#### [AIM OF THE EXERCISE]
Gather every line of the material below that contains the string "length", and copy each one in full.

#### [INPUT FOR THIS TASK]
────────────────────

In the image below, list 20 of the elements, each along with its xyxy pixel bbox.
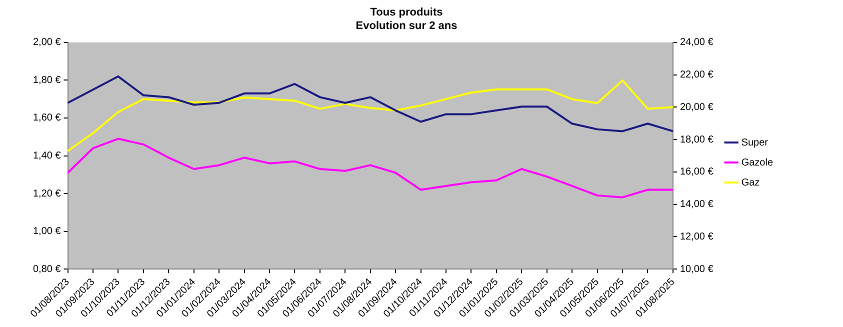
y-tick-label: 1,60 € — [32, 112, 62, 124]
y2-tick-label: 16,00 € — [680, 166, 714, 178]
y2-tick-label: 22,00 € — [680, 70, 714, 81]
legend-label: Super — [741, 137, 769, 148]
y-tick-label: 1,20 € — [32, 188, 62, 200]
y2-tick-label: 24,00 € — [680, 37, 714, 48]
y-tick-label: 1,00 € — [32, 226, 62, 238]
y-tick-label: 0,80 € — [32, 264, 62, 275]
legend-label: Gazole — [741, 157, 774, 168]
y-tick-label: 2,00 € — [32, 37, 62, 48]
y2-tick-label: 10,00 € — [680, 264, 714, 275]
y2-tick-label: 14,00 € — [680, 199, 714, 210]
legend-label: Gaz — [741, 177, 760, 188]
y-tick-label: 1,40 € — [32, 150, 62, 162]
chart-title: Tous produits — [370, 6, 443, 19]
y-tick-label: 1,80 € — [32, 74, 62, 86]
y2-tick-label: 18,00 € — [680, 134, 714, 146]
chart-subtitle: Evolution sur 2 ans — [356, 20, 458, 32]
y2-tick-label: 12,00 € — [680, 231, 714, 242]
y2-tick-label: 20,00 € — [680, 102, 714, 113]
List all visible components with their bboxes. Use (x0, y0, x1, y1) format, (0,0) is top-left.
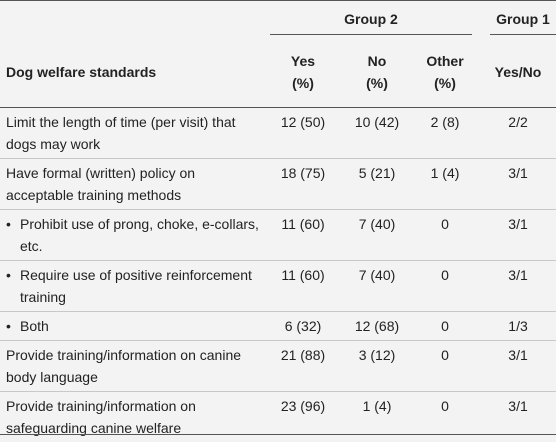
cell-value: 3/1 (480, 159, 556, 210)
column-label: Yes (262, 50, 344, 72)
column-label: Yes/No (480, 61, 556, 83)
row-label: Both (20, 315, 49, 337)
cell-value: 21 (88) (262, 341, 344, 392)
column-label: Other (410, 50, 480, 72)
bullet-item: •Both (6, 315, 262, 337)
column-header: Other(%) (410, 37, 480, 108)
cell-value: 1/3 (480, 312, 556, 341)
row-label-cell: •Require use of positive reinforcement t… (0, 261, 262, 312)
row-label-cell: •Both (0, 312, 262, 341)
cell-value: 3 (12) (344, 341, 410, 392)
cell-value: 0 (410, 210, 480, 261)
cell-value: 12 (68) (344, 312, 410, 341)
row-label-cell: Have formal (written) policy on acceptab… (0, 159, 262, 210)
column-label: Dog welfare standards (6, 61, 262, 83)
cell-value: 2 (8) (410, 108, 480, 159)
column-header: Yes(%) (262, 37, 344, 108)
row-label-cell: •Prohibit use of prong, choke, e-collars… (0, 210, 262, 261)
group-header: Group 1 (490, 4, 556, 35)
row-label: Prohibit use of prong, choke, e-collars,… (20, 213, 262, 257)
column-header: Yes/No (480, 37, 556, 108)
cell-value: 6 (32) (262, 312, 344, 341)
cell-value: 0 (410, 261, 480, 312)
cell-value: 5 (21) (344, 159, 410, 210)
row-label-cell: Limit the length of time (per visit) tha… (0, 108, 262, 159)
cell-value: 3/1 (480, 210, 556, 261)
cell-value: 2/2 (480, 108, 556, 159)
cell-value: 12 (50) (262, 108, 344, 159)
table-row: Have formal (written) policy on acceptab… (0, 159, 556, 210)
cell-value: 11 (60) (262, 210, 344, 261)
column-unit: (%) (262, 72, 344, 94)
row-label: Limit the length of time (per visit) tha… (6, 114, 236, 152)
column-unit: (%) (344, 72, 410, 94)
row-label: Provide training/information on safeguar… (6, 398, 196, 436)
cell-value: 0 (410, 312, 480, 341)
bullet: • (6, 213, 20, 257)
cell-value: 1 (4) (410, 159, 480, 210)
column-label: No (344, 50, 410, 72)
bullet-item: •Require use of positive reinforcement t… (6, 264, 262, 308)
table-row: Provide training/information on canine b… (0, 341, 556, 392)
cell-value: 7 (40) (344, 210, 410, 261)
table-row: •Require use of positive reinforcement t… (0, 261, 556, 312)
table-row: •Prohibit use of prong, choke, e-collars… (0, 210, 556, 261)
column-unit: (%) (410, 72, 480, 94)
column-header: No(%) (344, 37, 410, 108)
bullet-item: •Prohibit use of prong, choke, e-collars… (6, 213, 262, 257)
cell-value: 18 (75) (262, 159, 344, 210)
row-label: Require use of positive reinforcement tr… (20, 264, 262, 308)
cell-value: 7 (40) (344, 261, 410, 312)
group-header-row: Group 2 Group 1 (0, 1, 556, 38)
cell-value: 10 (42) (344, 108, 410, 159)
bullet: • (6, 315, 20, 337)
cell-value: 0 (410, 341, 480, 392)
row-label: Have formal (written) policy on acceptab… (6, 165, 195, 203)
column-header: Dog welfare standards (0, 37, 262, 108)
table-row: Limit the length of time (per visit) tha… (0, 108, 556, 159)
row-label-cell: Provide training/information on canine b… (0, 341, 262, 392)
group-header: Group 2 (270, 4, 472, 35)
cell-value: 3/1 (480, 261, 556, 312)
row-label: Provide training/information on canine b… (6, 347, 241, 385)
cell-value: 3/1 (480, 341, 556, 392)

────────────────────

#### [COMPLETED TASK]
row-label-cell: Limit the length of time (per visit) tha… (0, 108, 262, 159)
row-label: Limit the length of time (per visit) tha… (6, 114, 236, 152)
table-row: Limit the length of time (per visit) tha… (0, 108, 556, 159)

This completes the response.